-- BEGIN Data to use --
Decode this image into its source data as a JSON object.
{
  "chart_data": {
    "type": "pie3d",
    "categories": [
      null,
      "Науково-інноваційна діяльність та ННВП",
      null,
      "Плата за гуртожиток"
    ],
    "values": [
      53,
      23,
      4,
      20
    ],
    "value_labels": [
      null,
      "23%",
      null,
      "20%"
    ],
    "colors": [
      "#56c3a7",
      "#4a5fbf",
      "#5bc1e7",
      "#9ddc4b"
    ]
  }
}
-- END Data to use --
Write the data back out verbatim.

Decode this image into its source data as a JSON object.
{
  "chart_data": {
    "type": "pie3d",
    "categories": [
      null,
      "Науково-інноваційна діяльність та ННВП",
      null,
      "Плата за гуртожиток"
    ],
    "values": [
      53,
      23,
      4,
      20
    ],
    "value_labels": [
      null,
      "23%",
      null,
      "20%"
    ],
    "colors": [
      "#56c3a7",
      "#4a5fbf",
      "#5bc1e7",
      "#9ddc4b"
    ]
  }
}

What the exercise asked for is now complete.